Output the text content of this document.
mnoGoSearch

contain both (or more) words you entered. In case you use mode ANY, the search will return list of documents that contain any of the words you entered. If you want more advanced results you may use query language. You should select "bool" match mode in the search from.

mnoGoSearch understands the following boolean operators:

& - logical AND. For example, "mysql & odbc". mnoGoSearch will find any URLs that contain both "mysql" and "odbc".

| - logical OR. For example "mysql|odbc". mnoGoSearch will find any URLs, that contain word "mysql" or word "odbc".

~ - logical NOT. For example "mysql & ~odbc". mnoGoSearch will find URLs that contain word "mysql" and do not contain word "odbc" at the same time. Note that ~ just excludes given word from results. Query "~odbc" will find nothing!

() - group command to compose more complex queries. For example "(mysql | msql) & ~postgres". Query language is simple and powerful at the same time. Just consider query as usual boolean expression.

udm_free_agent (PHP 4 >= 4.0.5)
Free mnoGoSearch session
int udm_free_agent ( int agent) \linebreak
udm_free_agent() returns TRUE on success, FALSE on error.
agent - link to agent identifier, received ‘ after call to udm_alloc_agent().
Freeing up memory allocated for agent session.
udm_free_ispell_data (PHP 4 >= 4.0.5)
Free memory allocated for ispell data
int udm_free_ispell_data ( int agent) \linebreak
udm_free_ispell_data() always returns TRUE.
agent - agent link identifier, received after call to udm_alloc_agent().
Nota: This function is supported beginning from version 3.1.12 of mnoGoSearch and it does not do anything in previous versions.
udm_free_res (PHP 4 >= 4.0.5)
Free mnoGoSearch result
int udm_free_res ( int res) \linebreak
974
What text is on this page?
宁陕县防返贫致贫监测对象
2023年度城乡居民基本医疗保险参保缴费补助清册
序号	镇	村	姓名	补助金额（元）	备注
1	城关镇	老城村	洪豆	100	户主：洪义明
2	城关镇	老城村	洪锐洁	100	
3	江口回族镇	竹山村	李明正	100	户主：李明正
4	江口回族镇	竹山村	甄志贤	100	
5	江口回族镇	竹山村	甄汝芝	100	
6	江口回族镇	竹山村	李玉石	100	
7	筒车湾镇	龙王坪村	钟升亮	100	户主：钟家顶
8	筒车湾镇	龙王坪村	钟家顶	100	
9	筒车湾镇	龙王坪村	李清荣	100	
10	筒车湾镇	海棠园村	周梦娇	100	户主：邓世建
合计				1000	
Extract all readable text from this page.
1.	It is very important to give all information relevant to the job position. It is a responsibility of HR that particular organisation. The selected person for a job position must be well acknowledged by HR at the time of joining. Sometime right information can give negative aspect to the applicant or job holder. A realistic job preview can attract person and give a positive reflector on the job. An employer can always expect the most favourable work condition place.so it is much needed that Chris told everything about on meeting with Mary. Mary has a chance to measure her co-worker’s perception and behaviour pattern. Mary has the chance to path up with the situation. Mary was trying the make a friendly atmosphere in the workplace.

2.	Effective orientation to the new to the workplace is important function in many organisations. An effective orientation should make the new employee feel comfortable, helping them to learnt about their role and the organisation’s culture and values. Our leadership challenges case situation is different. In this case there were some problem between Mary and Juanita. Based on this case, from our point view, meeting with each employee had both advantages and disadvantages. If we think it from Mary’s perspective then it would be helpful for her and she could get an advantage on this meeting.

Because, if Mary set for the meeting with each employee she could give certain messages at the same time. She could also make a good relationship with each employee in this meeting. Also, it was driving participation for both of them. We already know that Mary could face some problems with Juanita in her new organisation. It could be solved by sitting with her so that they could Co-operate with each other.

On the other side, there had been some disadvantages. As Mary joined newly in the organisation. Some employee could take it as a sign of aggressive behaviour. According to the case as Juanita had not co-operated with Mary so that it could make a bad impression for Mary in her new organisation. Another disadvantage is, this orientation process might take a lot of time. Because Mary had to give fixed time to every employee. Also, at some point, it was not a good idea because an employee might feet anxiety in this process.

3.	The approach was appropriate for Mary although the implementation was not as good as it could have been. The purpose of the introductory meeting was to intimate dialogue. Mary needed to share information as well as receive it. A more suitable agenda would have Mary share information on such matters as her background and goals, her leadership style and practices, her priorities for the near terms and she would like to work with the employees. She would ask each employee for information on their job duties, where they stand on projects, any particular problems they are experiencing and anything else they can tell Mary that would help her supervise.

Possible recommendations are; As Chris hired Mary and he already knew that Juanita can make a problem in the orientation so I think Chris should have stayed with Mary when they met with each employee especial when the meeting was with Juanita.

|---|

### Set problem:
Print every record above exactly as written.

### Problem solution:
Output the text content of this document.
mnoGoSearch

contain both (or more) words you entered. In case you use mode ANY, the search will return list of documents that contain any of the words you entered. If you want more advanced results you may use query language. You should select "bool" match mode in the search from.

mnoGoSearch understands the following boolean operators:

& - logical AND. For example, "mysql & odbc". mnoGoSearch will find any URLs that contain both "mysql" and "odbc".

| - logical OR. For example "mysql|odbc". mnoGoSearch will find any URLs, that contain word "mysql" or word "odbc".

~ - logical NOT. For example "mysql & ~odbc". mnoGoSearch will find URLs that contain word "mysql" and do not contain word "odbc" at the same time. Note that ~ just excludes given word from results. Query "~odbc" will find nothing!

() - group command to compose more complex queries. For example "(mysql | msql) & ~postgres". Query language is simple and powerful at the same time. Just consider query as usual boolean expression.

udm_free_agent (PHP 4 >= 4.0.5)
Free mnoGoSearch session
int udm_free_agent ( int agent) \linebreak
udm_free_agent() returns TRUE on success, FALSE on error.
agent - link to agent identifier, received ‘ after call to udm_alloc_agent().
Freeing up memory allocated for agent session.
udm_free_ispell_data (PHP 4 >= 4.0.5)
Free memory allocated for ispell data
int udm_free_ispell_data ( int agent) \linebreak
udm_free_ispell_data() always returns TRUE.
agent - agent link identifier, received after call to udm_alloc_agent().
Nota: This function is supported beginning from version 3.1.12 of mnoGoSearch and it does not do anything in previous versions.
udm_free_res (PHP 4 >= 4.0.5)
Free mnoGoSearch result
int udm_free_res ( int res) \linebreak
974
What text is on this page?
宁陕县防返贫致贫监测对象
2023年度城乡居民基本医疗保险参保缴费补助清册
序号	镇	村	姓名	补助金额（元）	备注
1	城关镇	老城村	洪豆	100	户主：洪义明
2	城关镇	老城村	洪锐洁	100	
3	江口回族镇	竹山村	李明正	100	户主：李明正
4	江口回族镇	竹山村	甄志贤	100	
5	江口回族镇	竹山村	甄汝芝	100	
6	江口回族镇	竹山村	李玉石	100	
7	筒车湾镇	龙王坪村	钟升亮	100	户主：钟家顶
8	筒车湾镇	龙王坪村	钟家顶	100	
9	筒车湾镇	龙王坪村	李清荣	100	
10	筒车湾镇	海棠园村	周梦娇	100	户主：邓世建
合计				1000	
Extract all readable text from this page.
1.	It is very important to give all information relevant to the job position. It is a responsibility of HR that particular organisation. The selected person for a job position must be well acknowledged by HR at the time of joining. Sometime right information can give negative aspect to the applicant or job holder. A realistic job preview can attract person and give a positive reflector on the job. An employer can always expect the most favourable work condition place.so it is much needed that Chris told everything about on meeting with Mary. Mary has a chance to measure her co-worker’s perception and behaviour pattern. Mary has the chance to path up with the situation. Mary was trying the make a friendly atmosphere in the workplace.

2.	Effective orientation to the new to the workplace is important function in many organisations. An effective orientation should make the new employee feel comfortable, helping them to learnt about their role and the organisation’s culture and values. Our leadership challenges case situation is different. In this case there were some problem between Mary and Juanita. Based on this case, from our point view, meeting with each employee had both advantages and disadvantages. If we think it from Mary’s perspective then it would be helpful for her and she could get an advantage on this meeting.

Because, if Mary set for the meeting with each employee she could give certain messages at the same time. She could also make a good relationship with each employee in this meeting. Also, it was driving participation for both of them. We already know that Mary could face some problems with Juanita in her new organisation. It could be solved by sitting with her so that they could Co-operate with each other.

On the other side, there had been some disadvantages. As Mary joined newly in the organisation. Some employee could take it as a sign of aggressive behaviour. According to the case as Juanita had not co-operated with Mary so that it could make a bad impression for Mary in her new organisation. Another disadvantage is, this orientation process might take a lot of time. Because Mary had to give fixed time to every employee. Also, at some point, it was not a good idea because an employee might feet anxiety in this process.

3.	The approach was appropriate for Mary although the implementation was not as good as it could have been. The purpose of the introductory meeting was to intimate dialogue. Mary needed to share information as well as receive it. A more suitable agenda would have Mary share information on such matters as her background and goals, her leadership style and practices, her priorities for the near terms and she would like to work with the employees. She would ask each employee for information on their job duties, where they stand on projects, any particular problems they are experiencing and anything else they can tell Mary that would help her supervise.

Possible recommendations are; As Chris hired Mary and he already knew that Juanita can make a problem in the orientation so I think Chris should have stayed with Mary when they met with each employee especial when the meeting was with Juanita.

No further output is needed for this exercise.